• _Given problem_
Output the data word for word, dropping every image.

[Figure dataset records]
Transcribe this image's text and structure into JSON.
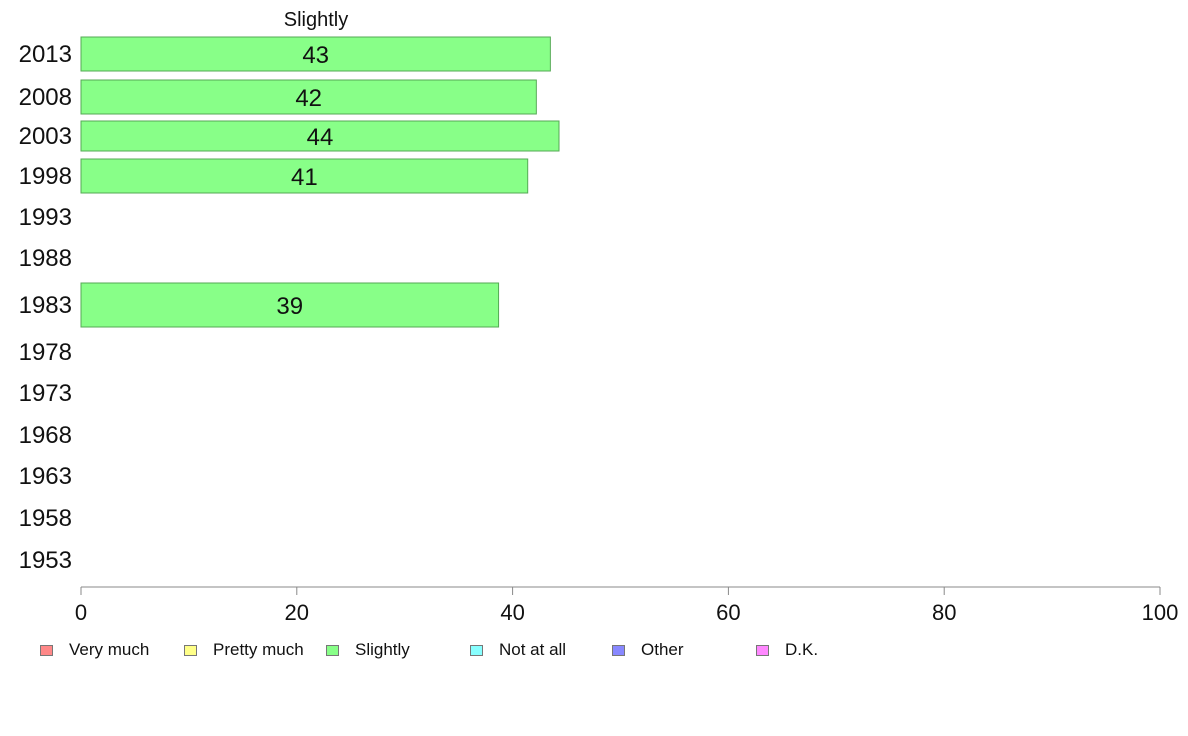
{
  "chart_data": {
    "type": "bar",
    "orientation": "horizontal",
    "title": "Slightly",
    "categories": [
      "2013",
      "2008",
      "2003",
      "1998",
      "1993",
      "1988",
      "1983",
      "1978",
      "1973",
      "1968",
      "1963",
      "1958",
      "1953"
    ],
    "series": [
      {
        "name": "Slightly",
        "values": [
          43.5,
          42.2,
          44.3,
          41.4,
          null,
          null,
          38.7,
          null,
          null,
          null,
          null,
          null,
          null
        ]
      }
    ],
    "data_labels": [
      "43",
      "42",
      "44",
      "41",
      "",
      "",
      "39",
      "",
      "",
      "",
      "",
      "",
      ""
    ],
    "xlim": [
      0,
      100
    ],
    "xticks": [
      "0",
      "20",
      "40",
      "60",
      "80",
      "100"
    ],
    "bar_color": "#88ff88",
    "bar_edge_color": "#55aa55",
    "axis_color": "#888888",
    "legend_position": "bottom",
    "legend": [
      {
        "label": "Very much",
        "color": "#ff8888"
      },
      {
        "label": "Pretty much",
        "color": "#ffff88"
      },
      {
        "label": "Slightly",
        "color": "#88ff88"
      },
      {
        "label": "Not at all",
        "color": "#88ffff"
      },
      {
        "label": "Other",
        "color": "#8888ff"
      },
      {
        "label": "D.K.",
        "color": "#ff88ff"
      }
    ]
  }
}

• _Solution below_
Transcribe this image's text and structure into JSON.
{
  "chart_data": {
    "type": "bar",
    "orientation": "horizontal",
    "title": "Slightly",
    "categories": [
      "2013",
      "2008",
      "2003",
      "1998",
      "1993",
      "1988",
      "1983",
      "1978",
      "1973",
      "1968",
      "1963",
      "1958",
      "1953"
    ],
    "series": [
      {
        "name": "Slightly",
        "values": [
          43.5,
          42.2,
          44.3,
          41.4,
          null,
          null,
          38.7,
          null,
          null,
          null,
          null,
          null,
          null
        ]
      }
    ],
    "data_labels": [
      "43",
      "42",
      "44",
      "41",
      "",
      "",
      "39",
      "",
      "",
      "",
      "",
      "",
      ""
    ],
    "xlim": [
      0,
      100
    ],
    "xticks": [
      "0",
      "20",
      "40",
      "60",
      "80",
      "100"
    ],
    "bar_color": "#88ff88",
    "bar_edge_color": "#55aa55",
    "axis_color": "#888888",
    "legend_position": "bottom",
    "legend": [
      {
        "label": "Very much",
        "color": "#ff8888"
      },
      {
        "label": "Pretty much",
        "color": "#ffff88"
      },
      {
        "label": "Slightly",
        "color": "#88ff88"
      },
      {
        "label": "Not at all",
        "color": "#88ffff"
      },
      {
        "label": "Other",
        "color": "#8888ff"
      },
      {
        "label": "D.K.",
        "color": "#ff88ff"
      }
    ]
  }
}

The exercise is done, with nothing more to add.